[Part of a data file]
____________________

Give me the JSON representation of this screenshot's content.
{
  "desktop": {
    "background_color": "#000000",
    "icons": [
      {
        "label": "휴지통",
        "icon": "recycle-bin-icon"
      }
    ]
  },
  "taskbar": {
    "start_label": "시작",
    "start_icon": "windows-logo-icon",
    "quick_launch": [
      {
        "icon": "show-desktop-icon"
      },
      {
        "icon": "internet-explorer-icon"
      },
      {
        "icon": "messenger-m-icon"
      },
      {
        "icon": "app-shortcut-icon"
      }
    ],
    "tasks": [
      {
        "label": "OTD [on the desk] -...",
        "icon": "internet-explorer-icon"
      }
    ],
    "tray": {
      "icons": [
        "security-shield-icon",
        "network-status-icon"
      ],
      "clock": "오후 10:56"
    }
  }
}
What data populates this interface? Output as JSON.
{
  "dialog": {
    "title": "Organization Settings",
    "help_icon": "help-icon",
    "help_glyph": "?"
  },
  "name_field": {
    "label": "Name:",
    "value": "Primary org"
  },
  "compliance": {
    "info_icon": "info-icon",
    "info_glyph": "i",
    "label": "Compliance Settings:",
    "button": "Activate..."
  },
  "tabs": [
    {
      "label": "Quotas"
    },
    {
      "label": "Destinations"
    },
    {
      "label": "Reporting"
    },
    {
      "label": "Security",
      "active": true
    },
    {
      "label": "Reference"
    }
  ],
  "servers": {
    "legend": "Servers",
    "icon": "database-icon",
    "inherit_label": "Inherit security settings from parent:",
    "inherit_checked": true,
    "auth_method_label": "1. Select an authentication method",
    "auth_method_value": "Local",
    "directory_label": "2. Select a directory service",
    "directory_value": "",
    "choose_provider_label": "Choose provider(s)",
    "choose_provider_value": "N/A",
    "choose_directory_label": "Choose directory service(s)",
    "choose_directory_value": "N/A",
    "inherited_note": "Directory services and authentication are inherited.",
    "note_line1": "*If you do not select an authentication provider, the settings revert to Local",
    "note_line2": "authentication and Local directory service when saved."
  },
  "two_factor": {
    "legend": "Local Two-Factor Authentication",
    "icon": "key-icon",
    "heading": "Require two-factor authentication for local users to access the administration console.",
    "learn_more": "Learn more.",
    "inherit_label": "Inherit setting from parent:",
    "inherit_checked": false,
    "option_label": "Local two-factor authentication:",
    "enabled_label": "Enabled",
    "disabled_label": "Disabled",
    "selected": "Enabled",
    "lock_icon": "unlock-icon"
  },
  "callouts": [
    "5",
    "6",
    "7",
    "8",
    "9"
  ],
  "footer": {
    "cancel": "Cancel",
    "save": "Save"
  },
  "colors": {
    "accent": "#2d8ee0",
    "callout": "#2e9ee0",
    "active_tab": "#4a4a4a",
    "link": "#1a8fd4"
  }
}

____________________

GIVEN INSTRUCTION: Every line in the data above that contains "from" needs to be copied.

FINISHED TASK:
    "inherit_label": "Inherit security settings from parent:",
    "inherit_label": "Inherit setting from parent:",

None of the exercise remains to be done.